───── Data supplied ─────

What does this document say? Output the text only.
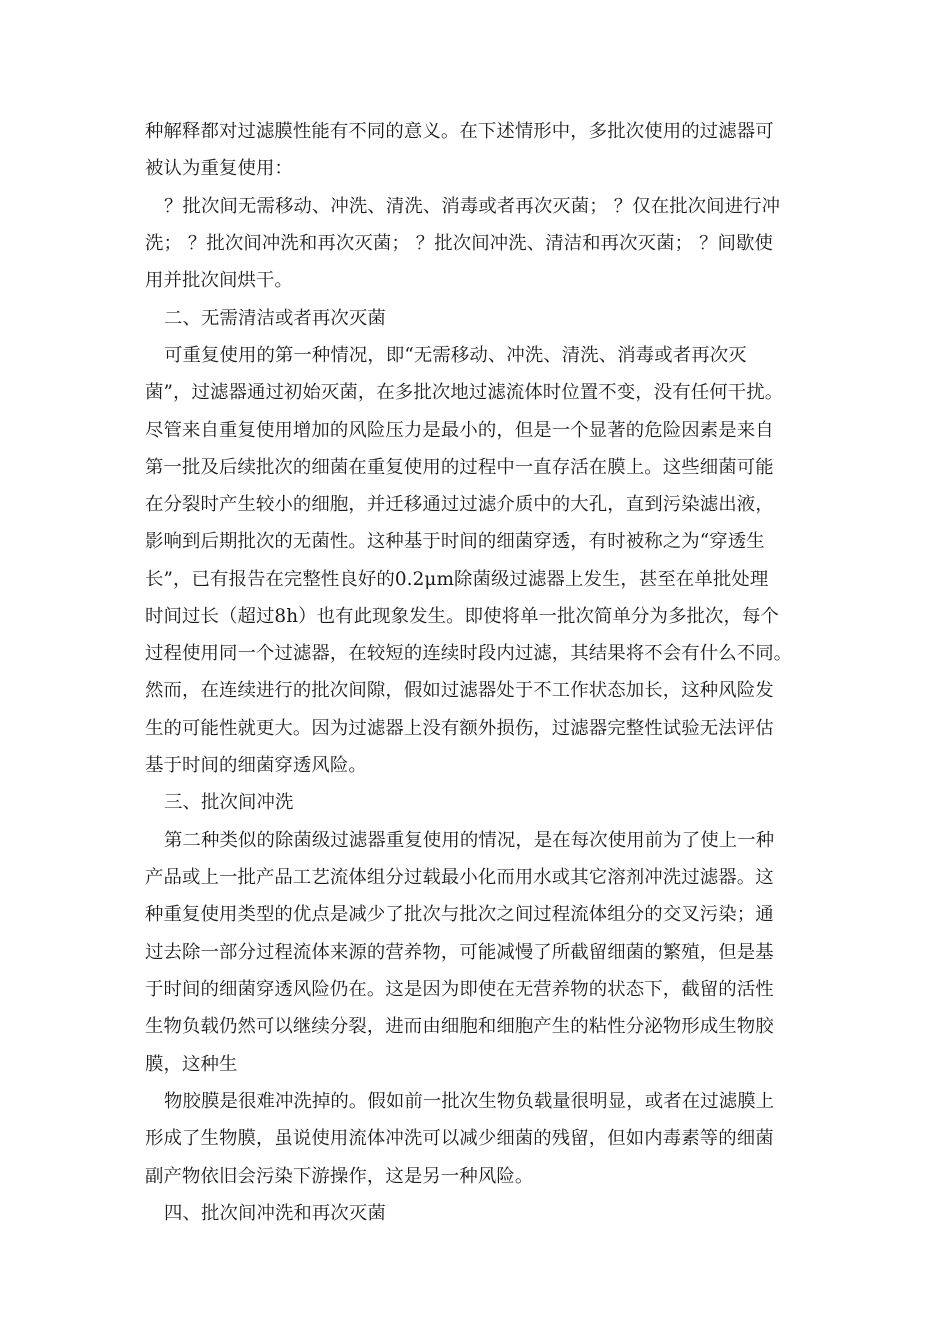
种解释都对过滤膜性能有不同的意义。在下述情形中，多批次使用的过滤器可
被认为重复使用：
？批次间无需移动、冲洗、清洗、消毒或者再次灭菌； ？仅在批次间进行冲
洗； ？批次间冲洗和再次灭菌； ？批次间冲洗、清洁和再次灭菌； ？间歇使
用并批次间烘干。
二、无需清洁或者再次灭菌
可重复使用的第一种情况，即“无需移动、冲洗、清洗、消毒或者再次灭
菌”，过滤器通过初始灭菌，在多批次地过滤流体时位置不变，没有任何干扰。
尽管来自重复使用增加的风险压力是最小的，但是一个显著的危险因素是来自
第一批及后续批次的细菌在重复使用的过程中一直存活在膜上。这些细菌可能
在分裂时产生较小的细胞，并迁移通过过滤介质中的大孔，直到污染滤出液，
影响到后期批次的无菌性。这种基于时间的细菌穿透，有时被称之为“穿透生
长”，已有报告在完整性良好的0.2μm除菌级过滤器上发生，甚至在单批处理
时间过长（超过8h）也有此现象发生。即使将单一批次简单分为多批次，每个
过程使用同一个过滤器，在较短的连续时段内过滤，其结果将不会有什么不同。
然而，在连续进行的批次间隙，假如过滤器处于不工作状态加长，这种风险发
生的可能性就更大。因为过滤器上没有额外损伤，过滤器完整性试验无法评估
基于时间的细菌穿透风险。
三、批次间冲洗
第二种类似的除菌级过滤器重复使用的情况，是在每次使用前为了使上一种
产品或上一批产品工艺流体组分过载最小化而用水或其它溶剂冲洗过滤器。这
种重复使用类型的优点是减少了批次与批次之间过程流体组分的交叉污染；通
过去除一部分过程流体来源的营养物，可能减慢了所截留细菌的繁殖，但是基
于时间的细菌穿透风险仍在。这是因为即使在无营养物的状态下，截留的活性
生物负载仍然可以继续分裂，进而由细胞和细胞产生的粘性分泌物形成生物胶
膜，这种生
物胶膜是很难冲洗掉的。假如前一批次生物负载量很明显，或者在过滤膜上
形成了生物膜，虽说使用流体冲洗可以减少细菌的残留，但如内毒素等的细菌
副产物依旧会污染下游操作，这是另一种风险。
四、批次间冲洗和再次灭菌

─────

* [Work to be completed]: Omit the pictures, then quote the rest of the material above exactly.

* [Task solution]:
What does this document say? Output the text only.
种解释都对过滤膜性能有不同的意义。在下述情形中，多批次使用的过滤器可
被认为重复使用：
？批次间无需移动、冲洗、清洗、消毒或者再次灭菌； ？仅在批次间进行冲
洗； ？批次间冲洗和再次灭菌； ？批次间冲洗、清洁和再次灭菌； ？间歇使
用并批次间烘干。
二、无需清洁或者再次灭菌
可重复使用的第一种情况，即“无需移动、冲洗、清洗、消毒或者再次灭
菌”，过滤器通过初始灭菌，在多批次地过滤流体时位置不变，没有任何干扰。
尽管来自重复使用增加的风险压力是最小的，但是一个显著的危险因素是来自
第一批及后续批次的细菌在重复使用的过程中一直存活在膜上。这些细菌可能
在分裂时产生较小的细胞，并迁移通过过滤介质中的大孔，直到污染滤出液，
影响到后期批次的无菌性。这种基于时间的细菌穿透，有时被称之为“穿透生
长”，已有报告在完整性良好的0.2μm除菌级过滤器上发生，甚至在单批处理
时间过长（超过8h）也有此现象发生。即使将单一批次简单分为多批次，每个
过程使用同一个过滤器，在较短的连续时段内过滤，其结果将不会有什么不同。
然而，在连续进行的批次间隙，假如过滤器处于不工作状态加长，这种风险发
生的可能性就更大。因为过滤器上没有额外损伤，过滤器完整性试验无法评估
基于时间的细菌穿透风险。
三、批次间冲洗
第二种类似的除菌级过滤器重复使用的情况，是在每次使用前为了使上一种
产品或上一批产品工艺流体组分过载最小化而用水或其它溶剂冲洗过滤器。这
种重复使用类型的优点是减少了批次与批次之间过程流体组分的交叉污染；通
过去除一部分过程流体来源的营养物，可能减慢了所截留细菌的繁殖，但是基
于时间的细菌穿透风险仍在。这是因为即使在无营养物的状态下，截留的活性
生物负载仍然可以继续分裂，进而由细胞和细胞产生的粘性分泌物形成生物胶
膜，这种生
物胶膜是很难冲洗掉的。假如前一批次生物负载量很明显，或者在过滤膜上
形成了生物膜，虽说使用流体冲洗可以减少细菌的残留，但如内毒素等的细菌
副产物依旧会污染下游操作，这是另一种风险。
四、批次间冲洗和再次灭菌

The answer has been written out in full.